--- start of Data to use ---

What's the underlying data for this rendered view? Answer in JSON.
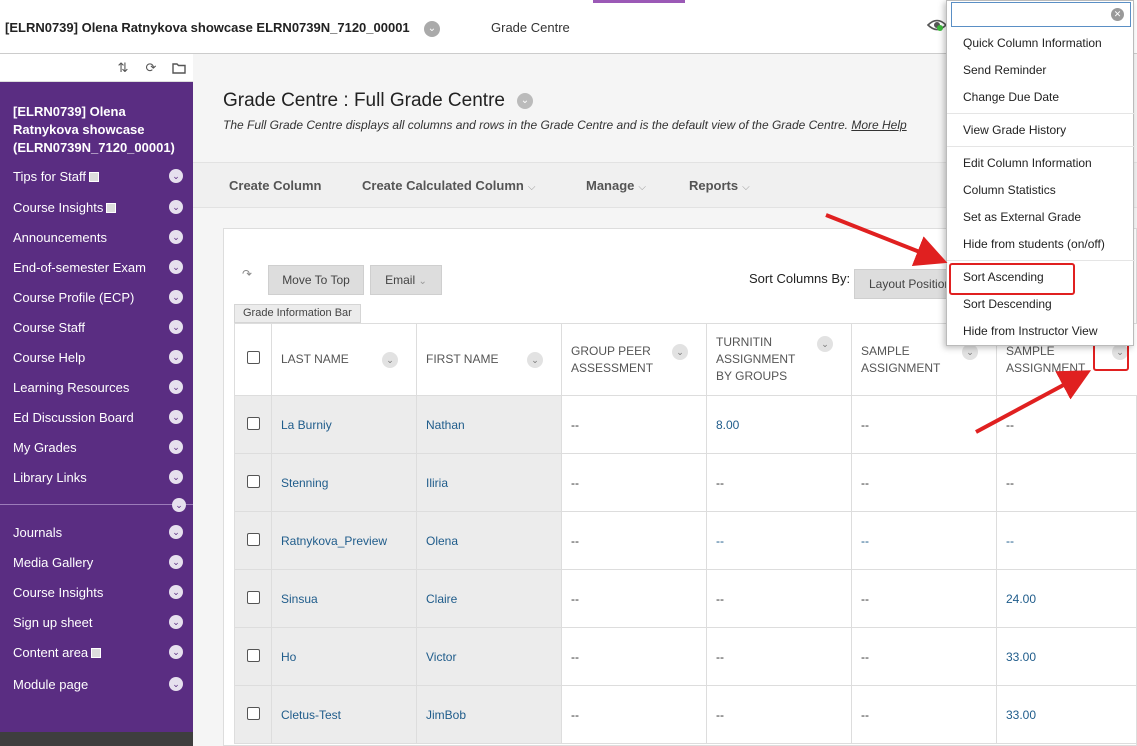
{
  "topbar": {
    "course_title": "[ELRN0739] Olena Ratnykova showcase ELRN0739N_7120_00001",
    "tab_title": "Grade Centre",
    "accent_color": "#9b59b6"
  },
  "sidebar": {
    "background": "#5a2d82",
    "course_name": "[ELRN0739] Olena Ratnykova showcase (ELRN0739N_7120_00001)",
    "items": [
      {
        "label": "Tips for Staff"
      },
      {
        "label": "Course Insights"
      },
      {
        "label": "Announcements"
      },
      {
        "label": "End-of-semester Exam"
      },
      {
        "label": "Course Profile (ECP)"
      },
      {
        "label": "Course Staff"
      },
      {
        "label": "Course Help"
      },
      {
        "label": "Learning Resources"
      },
      {
        "label": "Ed Discussion Board"
      },
      {
        "label": "My Grades"
      },
      {
        "label": "Library Links"
      }
    ],
    "items2": [
      {
        "label": "Journals"
      },
      {
        "label": "Media Gallery"
      },
      {
        "label": "Course Insights"
      },
      {
        "label": "Sign up sheet"
      },
      {
        "label": "Content area"
      },
      {
        "label": "Module page"
      }
    ]
  },
  "main": {
    "title": "Grade Centre : Full Grade Centre",
    "description": "The Full Grade Centre displays all columns and rows in the Grade Centre and is the default view of the Grade Centre.",
    "help_link": "More Help",
    "actions": {
      "create_column": "Create Column",
      "create_calculated": "Create Calculated Column",
      "manage": "Manage",
      "reports": "Reports"
    },
    "toolbar": {
      "move_to_top": "Move To Top",
      "email": "Email",
      "sort_label": "Sort Columns By:",
      "layout_position": "Layout Position"
    },
    "grade_info_bar": "Grade Information Bar",
    "columns": {
      "last_name": "LAST NAME",
      "first_name": "FIRST NAME",
      "c1a": "GROUP PEER",
      "c1b": "ASSESSMENT",
      "c2a": "TURNITIN",
      "c2b": "ASSIGNMENT",
      "c2c": "BY GROUPS",
      "c3a": "SAMPLE",
      "c3b": "ASSIGNMENT",
      "c4a": "SAMPLE",
      "c4b": "ASSIGNMENT"
    },
    "rows": [
      {
        "last": "La Burniy",
        "first": "Nathan",
        "c1": "--",
        "c2": "8.00",
        "c3": "--",
        "c4": "--"
      },
      {
        "last": "Stenning",
        "first": "Iliria",
        "c1": "--",
        "c2": "--",
        "c3": "--",
        "c4": "--"
      },
      {
        "last": "Ratnykova_Preview",
        "first": "Olena",
        "c1": "--",
        "c2": "--",
        "c3": "--",
        "c4": "--"
      },
      {
        "last": "Sinsua",
        "first": "Claire",
        "c1": "--",
        "c2": "--",
        "c3": "--",
        "c4": "24.00"
      },
      {
        "last": "Ho",
        "first": "Victor",
        "c1": "--",
        "c2": "--",
        "c3": "--",
        "c4": "33.00"
      },
      {
        "last": "Cletus-Test",
        "first": "JimBob",
        "c1": "--",
        "c2": "--",
        "c3": "--",
        "c4": "33.00"
      }
    ]
  },
  "context_menu": {
    "search_value": "",
    "items": [
      "Quick Column Information",
      "Send Reminder",
      "Change Due Date",
      "View Grade History",
      "Edit Column Information",
      "Column Statistics",
      "Set as External Grade",
      "Hide from students (on/off)",
      "Sort Ascending",
      "Sort Descending",
      "Hide from Instructor View"
    ],
    "highlight_color": "#e02020"
  }
}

--- end of Data to use ---

[Aim]: Every line of the material is to be quoted exactly, with no pictures carried over.

[Solution for this exercise]:
What's the underlying data for this rendered view? Answer in JSON.
{
  "topbar": {
    "course_title": "[ELRN0739] Olena Ratnykova showcase ELRN0739N_7120_00001",
    "tab_title": "Grade Centre",
    "accent_color": "#9b59b6"
  },
  "sidebar": {
    "background": "#5a2d82",
    "course_name": "[ELRN0739] Olena Ratnykova showcase (ELRN0739N_7120_00001)",
    "items": [
      {
        "label": "Tips for Staff"
      },
      {
        "label": "Course Insights"
      },
      {
        "label": "Announcements"
      },
      {
        "label": "End-of-semester Exam"
      },
      {
        "label": "Course Profile (ECP)"
      },
      {
        "label": "Course Staff"
      },
      {
        "label": "Course Help"
      },
      {
        "label": "Learning Resources"
      },
      {
        "label": "Ed Discussion Board"
      },
      {
        "label": "My Grades"
      },
      {
        "label": "Library Links"
      }
    ],
    "items2": [
      {
        "label": "Journals"
      },
      {
        "label": "Media Gallery"
      },
      {
        "label": "Course Insights"
      },
      {
        "label": "Sign up sheet"
      },
      {
        "label": "Content area"
      },
      {
        "label": "Module page"
      }
    ]
  },
  "main": {
    "title": "Grade Centre : Full Grade Centre",
    "description": "The Full Grade Centre displays all columns and rows in the Grade Centre and is the default view of the Grade Centre.",
    "help_link": "More Help",
    "actions": {
      "create_column": "Create Column",
      "create_calculated": "Create Calculated Column",
      "manage": "Manage",
      "reports": "Reports"
    },
    "toolbar": {
      "move_to_top": "Move To Top",
      "email": "Email",
      "sort_label": "Sort Columns By:",
      "layout_position": "Layout Position"
    },
    "grade_info_bar": "Grade Information Bar",
    "columns": {
      "last_name": "LAST NAME",
      "first_name": "FIRST NAME",
      "c1a": "GROUP PEER",
      "c1b": "ASSESSMENT",
      "c2a": "TURNITIN",
      "c2b": "ASSIGNMENT",
      "c2c": "BY GROUPS",
      "c3a": "SAMPLE",
      "c3b": "ASSIGNMENT",
      "c4a": "SAMPLE",
      "c4b": "ASSIGNMENT"
    },
    "rows": [
      {
        "last": "La Burniy",
        "first": "Nathan",
        "c1": "--",
        "c2": "8.00",
        "c3": "--",
        "c4": "--"
      },
      {
        "last": "Stenning",
        "first": "Iliria",
        "c1": "--",
        "c2": "--",
        "c3": "--",
        "c4": "--"
      },
      {
        "last": "Ratnykova_Preview",
        "first": "Olena",
        "c1": "--",
        "c2": "--",
        "c3": "--",
        "c4": "--"
      },
      {
        "last": "Sinsua",
        "first": "Claire",
        "c1": "--",
        "c2": "--",
        "c3": "--",
        "c4": "24.00"
      },
      {
        "last": "Ho",
        "first": "Victor",
        "c1": "--",
        "c2": "--",
        "c3": "--",
        "c4": "33.00"
      },
      {
        "last": "Cletus-Test",
        "first": "JimBob",
        "c1": "--",
        "c2": "--",
        "c3": "--",
        "c4": "33.00"
      }
    ]
  },
  "context_menu": {
    "search_value": "",
    "items": [
      "Quick Column Information",
      "Send Reminder",
      "Change Due Date",
      "View Grade History",
      "Edit Column Information",
      "Column Statistics",
      "Set as External Grade",
      "Hide from students (on/off)",
      "Sort Ascending",
      "Sort Descending",
      "Hide from Instructor View"
    ],
    "highlight_color": "#e02020"
  }
}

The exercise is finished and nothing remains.